(Collected data entries)
════════

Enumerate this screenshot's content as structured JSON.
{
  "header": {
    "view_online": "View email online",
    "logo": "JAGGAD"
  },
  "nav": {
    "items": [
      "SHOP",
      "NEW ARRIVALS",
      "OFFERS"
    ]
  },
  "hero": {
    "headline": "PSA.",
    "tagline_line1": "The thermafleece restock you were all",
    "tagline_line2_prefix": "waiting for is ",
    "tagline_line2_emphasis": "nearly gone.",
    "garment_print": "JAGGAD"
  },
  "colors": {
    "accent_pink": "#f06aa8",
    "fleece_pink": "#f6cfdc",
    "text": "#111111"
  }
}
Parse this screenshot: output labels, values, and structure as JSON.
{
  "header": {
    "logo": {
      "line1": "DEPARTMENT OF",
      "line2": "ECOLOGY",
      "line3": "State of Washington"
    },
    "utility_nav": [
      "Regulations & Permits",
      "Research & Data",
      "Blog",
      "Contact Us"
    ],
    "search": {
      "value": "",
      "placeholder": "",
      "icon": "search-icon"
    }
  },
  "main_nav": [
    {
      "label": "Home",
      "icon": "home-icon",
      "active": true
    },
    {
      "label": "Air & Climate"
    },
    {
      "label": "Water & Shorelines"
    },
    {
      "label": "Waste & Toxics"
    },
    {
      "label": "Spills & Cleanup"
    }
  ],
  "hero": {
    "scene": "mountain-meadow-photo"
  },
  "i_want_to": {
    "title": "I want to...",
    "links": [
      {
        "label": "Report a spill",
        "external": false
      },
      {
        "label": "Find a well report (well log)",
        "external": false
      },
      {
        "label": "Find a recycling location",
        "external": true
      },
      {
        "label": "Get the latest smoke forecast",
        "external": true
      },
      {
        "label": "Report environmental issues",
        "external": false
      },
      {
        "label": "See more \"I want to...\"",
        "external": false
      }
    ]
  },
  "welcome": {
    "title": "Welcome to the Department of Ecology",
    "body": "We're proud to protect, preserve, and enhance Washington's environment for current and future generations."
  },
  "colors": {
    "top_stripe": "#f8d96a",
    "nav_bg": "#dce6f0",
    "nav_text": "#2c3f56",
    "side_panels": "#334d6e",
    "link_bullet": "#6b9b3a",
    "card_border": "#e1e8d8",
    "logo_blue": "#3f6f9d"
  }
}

════════

TASK DESCRIPTION:
Set all of the entries down again, exactly as they were given.

RESULT OF THIS TASK:
Enumerate this screenshot's content as structured JSON.
{
  "header": {
    "view_online": "View email online",
    "logo": "JAGGAD"
  },
  "nav": {
    "items": [
      "SHOP",
      "NEW ARRIVALS",
      "OFFERS"
    ]
  },
  "hero": {
    "headline": "PSA.",
    "tagline_line1": "The thermafleece restock you were all",
    "tagline_line2_prefix": "waiting for is ",
    "tagline_line2_emphasis": "nearly gone.",
    "garment_print": "JAGGAD"
  },
  "colors": {
    "accent_pink": "#f06aa8",
    "fleece_pink": "#f6cfdc",
    "text": "#111111"
  }
}
Parse this screenshot: output labels, values, and structure as JSON.
{
  "header": {
    "logo": {
      "line1": "DEPARTMENT OF",
      "line2": "ECOLOGY",
      "line3": "State of Washington"
    },
    "utility_nav": [
      "Regulations & Permits",
      "Research & Data",
      "Blog",
      "Contact Us"
    ],
    "search": {
      "value": "",
      "placeholder": "",
      "icon": "search-icon"
    }
  },
  "main_nav": [
    {
      "label": "Home",
      "icon": "home-icon",
      "active": true
    },
    {
      "label": "Air & Climate"
    },
    {
      "label": "Water & Shorelines"
    },
    {
      "label": "Waste & Toxics"
    },
    {
      "label": "Spills & Cleanup"
    }
  ],
  "hero": {
    "scene": "mountain-meadow-photo"
  },
  "i_want_to": {
    "title": "I want to...",
    "links": [
      {
        "label": "Report a spill",
        "external": false
      },
      {
        "label": "Find a well report (well log)",
        "external": false
      },
      {
        "label": "Find a recycling location",
        "external": true
      },
      {
        "label": "Get the latest smoke forecast",
        "external": true
      },
      {
        "label": "Report environmental issues",
        "external": false
      },
      {
        "label": "See more \"I want to...\"",
        "external": false
      }
    ]
  },
  "welcome": {
    "title": "Welcome to the Department of Ecology",
    "body": "We're proud to protect, preserve, and enhance Washington's environment for current and future generations."
  },
  "colors": {
    "top_stripe": "#f8d96a",
    "nav_bg": "#dce6f0",
    "nav_text": "#2c3f56",
    "side_panels": "#334d6e",
    "link_bullet": "#6b9b3a",
    "card_border": "#e1e8d8",
    "logo_blue": "#3f6f9d"
  }
}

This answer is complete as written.